** PROBLEM DETAILS **
Search the material for the string "name" and copy each line where it occurs.
====== EXCERPTED RECORDS
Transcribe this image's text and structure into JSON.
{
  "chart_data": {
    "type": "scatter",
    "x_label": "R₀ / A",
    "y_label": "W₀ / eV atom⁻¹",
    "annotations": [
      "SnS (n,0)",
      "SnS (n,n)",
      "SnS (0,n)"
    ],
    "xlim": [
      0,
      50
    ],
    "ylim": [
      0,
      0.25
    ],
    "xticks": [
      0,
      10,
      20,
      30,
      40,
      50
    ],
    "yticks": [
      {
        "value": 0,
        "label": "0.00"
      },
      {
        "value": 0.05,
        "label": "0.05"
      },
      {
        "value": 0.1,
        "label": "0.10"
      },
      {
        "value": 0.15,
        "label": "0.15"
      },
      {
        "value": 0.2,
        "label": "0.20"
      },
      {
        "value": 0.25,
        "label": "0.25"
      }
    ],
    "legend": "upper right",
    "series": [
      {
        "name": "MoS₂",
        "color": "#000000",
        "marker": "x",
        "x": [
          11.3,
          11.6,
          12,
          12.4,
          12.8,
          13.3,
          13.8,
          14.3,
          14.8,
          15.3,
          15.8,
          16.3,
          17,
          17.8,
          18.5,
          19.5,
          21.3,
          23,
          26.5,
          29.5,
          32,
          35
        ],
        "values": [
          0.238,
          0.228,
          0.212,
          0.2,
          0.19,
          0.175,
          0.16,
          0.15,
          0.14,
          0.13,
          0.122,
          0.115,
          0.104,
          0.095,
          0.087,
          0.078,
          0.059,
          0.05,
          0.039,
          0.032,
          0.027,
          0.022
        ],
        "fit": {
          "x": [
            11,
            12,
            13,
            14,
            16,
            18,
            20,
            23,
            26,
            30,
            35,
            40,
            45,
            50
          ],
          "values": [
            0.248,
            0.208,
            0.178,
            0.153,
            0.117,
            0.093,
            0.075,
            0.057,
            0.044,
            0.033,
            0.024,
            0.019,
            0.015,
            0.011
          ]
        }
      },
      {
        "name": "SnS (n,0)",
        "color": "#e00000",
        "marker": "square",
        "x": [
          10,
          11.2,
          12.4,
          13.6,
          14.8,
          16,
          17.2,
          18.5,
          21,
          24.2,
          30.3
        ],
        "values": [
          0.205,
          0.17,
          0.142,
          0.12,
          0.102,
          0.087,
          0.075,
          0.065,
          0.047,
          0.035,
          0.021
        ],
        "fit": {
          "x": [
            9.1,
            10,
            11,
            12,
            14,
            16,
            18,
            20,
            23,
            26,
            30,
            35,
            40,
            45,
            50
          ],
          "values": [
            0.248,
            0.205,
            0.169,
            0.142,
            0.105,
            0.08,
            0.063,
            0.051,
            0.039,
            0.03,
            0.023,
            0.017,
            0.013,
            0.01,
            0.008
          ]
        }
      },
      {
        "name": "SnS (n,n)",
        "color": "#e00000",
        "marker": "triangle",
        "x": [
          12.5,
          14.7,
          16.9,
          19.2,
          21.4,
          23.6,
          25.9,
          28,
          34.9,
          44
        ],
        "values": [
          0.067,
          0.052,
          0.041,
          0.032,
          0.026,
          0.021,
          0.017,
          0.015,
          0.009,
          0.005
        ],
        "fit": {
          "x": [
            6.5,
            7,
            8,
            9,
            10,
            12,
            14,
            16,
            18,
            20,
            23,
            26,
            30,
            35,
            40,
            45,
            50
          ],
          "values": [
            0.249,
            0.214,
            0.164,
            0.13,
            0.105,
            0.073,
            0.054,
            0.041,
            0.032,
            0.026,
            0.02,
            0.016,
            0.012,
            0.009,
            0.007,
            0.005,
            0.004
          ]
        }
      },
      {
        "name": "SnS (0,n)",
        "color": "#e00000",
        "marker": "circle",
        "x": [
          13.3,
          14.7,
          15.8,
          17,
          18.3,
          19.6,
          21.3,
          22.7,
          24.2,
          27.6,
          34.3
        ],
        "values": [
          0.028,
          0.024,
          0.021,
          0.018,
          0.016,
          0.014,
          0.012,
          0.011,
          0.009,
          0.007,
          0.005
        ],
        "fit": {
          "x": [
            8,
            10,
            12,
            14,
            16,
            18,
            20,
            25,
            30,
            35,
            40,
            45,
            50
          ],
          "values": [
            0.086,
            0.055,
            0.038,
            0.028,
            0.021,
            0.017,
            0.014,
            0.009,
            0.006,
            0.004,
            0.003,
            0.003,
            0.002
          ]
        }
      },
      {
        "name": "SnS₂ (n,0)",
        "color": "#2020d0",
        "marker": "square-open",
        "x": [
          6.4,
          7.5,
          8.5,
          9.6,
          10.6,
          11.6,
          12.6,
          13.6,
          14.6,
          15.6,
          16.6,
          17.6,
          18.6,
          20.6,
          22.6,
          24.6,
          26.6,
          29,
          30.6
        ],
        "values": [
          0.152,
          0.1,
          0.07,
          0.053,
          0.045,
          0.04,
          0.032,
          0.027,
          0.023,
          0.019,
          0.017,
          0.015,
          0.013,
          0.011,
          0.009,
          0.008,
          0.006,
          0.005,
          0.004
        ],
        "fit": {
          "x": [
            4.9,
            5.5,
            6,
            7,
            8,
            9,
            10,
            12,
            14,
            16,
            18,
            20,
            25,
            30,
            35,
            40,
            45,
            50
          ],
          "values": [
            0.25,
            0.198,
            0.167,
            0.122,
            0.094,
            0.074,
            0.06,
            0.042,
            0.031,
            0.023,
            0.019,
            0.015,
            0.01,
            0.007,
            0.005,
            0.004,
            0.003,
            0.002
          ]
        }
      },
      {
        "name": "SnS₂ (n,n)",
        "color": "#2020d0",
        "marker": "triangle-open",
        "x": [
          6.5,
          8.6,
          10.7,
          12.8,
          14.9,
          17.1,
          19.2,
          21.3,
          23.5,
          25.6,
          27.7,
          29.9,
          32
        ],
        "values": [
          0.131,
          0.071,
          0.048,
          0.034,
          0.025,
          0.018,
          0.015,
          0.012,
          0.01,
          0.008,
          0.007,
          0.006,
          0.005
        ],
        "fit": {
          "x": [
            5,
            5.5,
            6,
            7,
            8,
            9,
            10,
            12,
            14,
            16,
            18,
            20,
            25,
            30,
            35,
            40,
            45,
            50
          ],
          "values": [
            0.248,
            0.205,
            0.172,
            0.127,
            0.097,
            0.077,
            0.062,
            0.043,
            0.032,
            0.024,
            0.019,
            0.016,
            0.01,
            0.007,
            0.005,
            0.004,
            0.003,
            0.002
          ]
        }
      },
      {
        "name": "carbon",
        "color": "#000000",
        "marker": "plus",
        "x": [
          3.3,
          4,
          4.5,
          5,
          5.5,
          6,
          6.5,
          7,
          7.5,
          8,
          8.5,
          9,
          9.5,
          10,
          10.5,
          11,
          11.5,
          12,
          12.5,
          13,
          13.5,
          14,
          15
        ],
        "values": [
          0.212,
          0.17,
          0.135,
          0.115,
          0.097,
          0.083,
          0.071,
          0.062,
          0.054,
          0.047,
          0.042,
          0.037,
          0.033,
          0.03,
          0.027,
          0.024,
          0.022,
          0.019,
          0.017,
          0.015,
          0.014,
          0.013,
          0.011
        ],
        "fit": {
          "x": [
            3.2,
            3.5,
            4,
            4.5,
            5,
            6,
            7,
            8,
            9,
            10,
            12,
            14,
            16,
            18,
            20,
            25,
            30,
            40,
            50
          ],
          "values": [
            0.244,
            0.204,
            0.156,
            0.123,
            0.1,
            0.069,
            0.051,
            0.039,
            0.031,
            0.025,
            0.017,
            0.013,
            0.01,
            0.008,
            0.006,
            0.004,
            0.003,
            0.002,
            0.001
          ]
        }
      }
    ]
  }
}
============
** SOLUTION FOR THIS TASK **
        "name": "MoS₂",
        "name": "SnS (n,0)",
        "name": "SnS (n,n)",
        "name": "SnS (0,n)",
        "name": "SnS₂ (n,0)",
        "name": "SnS₂ (n,n)",
        "name": "carbon",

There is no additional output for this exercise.